*** Record excerpts

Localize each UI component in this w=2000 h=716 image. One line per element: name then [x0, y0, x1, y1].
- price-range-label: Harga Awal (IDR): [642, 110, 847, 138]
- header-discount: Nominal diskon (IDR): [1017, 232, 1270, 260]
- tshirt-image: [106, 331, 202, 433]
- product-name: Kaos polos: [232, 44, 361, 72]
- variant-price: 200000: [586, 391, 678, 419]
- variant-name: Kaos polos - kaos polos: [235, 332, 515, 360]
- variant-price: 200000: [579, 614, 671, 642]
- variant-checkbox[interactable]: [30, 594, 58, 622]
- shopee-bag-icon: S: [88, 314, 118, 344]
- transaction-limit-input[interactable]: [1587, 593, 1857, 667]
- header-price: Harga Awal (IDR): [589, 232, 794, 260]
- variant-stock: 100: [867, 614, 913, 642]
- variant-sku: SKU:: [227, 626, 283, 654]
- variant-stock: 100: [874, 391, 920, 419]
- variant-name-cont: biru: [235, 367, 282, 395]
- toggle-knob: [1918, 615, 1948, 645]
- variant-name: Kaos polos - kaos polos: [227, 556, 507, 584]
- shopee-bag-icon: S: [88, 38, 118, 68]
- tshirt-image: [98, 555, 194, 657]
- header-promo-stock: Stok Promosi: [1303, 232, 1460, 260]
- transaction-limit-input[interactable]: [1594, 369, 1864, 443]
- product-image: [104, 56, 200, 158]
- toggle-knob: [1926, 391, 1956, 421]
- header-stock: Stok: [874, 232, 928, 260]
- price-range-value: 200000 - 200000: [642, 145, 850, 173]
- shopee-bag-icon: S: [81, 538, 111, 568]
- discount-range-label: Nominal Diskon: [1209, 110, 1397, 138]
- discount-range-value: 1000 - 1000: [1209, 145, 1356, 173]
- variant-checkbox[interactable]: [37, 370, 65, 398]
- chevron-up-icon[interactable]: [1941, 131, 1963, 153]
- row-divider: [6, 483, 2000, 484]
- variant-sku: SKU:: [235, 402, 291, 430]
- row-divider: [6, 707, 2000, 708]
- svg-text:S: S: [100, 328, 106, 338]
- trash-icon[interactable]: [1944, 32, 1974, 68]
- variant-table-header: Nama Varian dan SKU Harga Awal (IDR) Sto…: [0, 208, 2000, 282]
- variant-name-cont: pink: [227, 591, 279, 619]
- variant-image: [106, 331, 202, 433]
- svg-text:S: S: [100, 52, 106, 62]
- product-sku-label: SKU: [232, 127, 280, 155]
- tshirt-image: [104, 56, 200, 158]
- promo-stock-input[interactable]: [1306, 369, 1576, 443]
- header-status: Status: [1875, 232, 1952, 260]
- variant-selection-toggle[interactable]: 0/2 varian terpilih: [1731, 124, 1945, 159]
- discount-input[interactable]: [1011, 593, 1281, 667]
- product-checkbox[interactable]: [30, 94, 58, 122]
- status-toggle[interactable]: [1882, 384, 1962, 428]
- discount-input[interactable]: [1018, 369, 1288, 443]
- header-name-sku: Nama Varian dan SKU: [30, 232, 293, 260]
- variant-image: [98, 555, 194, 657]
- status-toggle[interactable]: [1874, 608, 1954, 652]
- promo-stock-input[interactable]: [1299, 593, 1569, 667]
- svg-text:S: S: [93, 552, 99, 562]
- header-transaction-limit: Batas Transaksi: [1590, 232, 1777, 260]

******

:: Given exercise ::
Please reproduce every entry above line by line, character for character.

:: Output of the exercise ::
Localize each UI component in this w=2000 h=716 image. One line per element: name then [x0, y0, x1, y1].
- price-range-label: Harga Awal (IDR): [642, 110, 847, 138]
- header-discount: Nominal diskon (IDR): [1017, 232, 1270, 260]
- tshirt-image: [106, 331, 202, 433]
- product-name: Kaos polos: [232, 44, 361, 72]
- variant-price: 200000: [586, 391, 678, 419]
- variant-name: Kaos polos - kaos polos: [235, 332, 515, 360]
- variant-price: 200000: [579, 614, 671, 642]
- variant-checkbox[interactable]: [30, 594, 58, 622]
- shopee-bag-icon: S: [88, 314, 118, 344]
- transaction-limit-input[interactable]: [1587, 593, 1857, 667]
- header-price: Harga Awal (IDR): [589, 232, 794, 260]
- variant-stock: 100: [867, 614, 913, 642]
- variant-sku: SKU:: [227, 626, 283, 654]
- variant-stock: 100: [874, 391, 920, 419]
- variant-name-cont: biru: [235, 367, 282, 395]
- toggle-knob: [1918, 615, 1948, 645]
- variant-name: Kaos polos - kaos polos: [227, 556, 507, 584]
- shopee-bag-icon: S: [88, 38, 118, 68]
- tshirt-image: [98, 555, 194, 657]
- header-promo-stock: Stok Promosi: [1303, 232, 1460, 260]
- transaction-limit-input[interactable]: [1594, 369, 1864, 443]
- product-image: [104, 56, 200, 158]
- toggle-knob: [1926, 391, 1956, 421]
- header-stock: Stok: [874, 232, 928, 260]
- price-range-value: 200000 - 200000: [642, 145, 850, 173]
- shopee-bag-icon: S: [81, 538, 111, 568]
- discount-range-label: Nominal Diskon: [1209, 110, 1397, 138]
- discount-range-value: 1000 - 1000: [1209, 145, 1356, 173]
- variant-checkbox[interactable]: [37, 370, 65, 398]
- chevron-up-icon[interactable]: [1941, 131, 1963, 153]
- row-divider: [6, 483, 2000, 484]
- variant-sku: SKU:: [235, 402, 291, 430]
- row-divider: [6, 707, 2000, 708]
- svg-text:S: S: [100, 328, 106, 338]
- trash-icon[interactable]: [1944, 32, 1974, 68]
- variant-table-header: Nama Varian dan SKU Harga Awal (IDR) Sto…: [0, 208, 2000, 282]
- variant-name-cont: pink: [227, 591, 279, 619]
- variant-image: [106, 331, 202, 433]
- svg-text:S: S: [100, 52, 106, 62]
- product-sku-label: SKU: [232, 127, 280, 155]
- tshirt-image: [104, 56, 200, 158]
- promo-stock-input[interactable]: [1306, 369, 1576, 443]
- header-status: Status: [1875, 232, 1952, 260]
- variant-selection-toggle[interactable]: 0/2 varian terpilih: [1731, 124, 1945, 159]
- discount-input[interactable]: [1011, 593, 1281, 667]
- product-checkbox[interactable]: [30, 94, 58, 122]
- status-toggle[interactable]: [1882, 384, 1962, 428]
- discount-input[interactable]: [1018, 369, 1288, 443]
- header-name-sku: Nama Varian dan SKU: [30, 232, 293, 260]
- variant-image: [98, 555, 194, 657]
- status-toggle[interactable]: [1874, 608, 1954, 652]
- promo-stock-input[interactable]: [1299, 593, 1569, 667]
- svg-text:S: S: [93, 552, 99, 562]
- header-transaction-limit: Batas Transaksi: [1590, 232, 1777, 260]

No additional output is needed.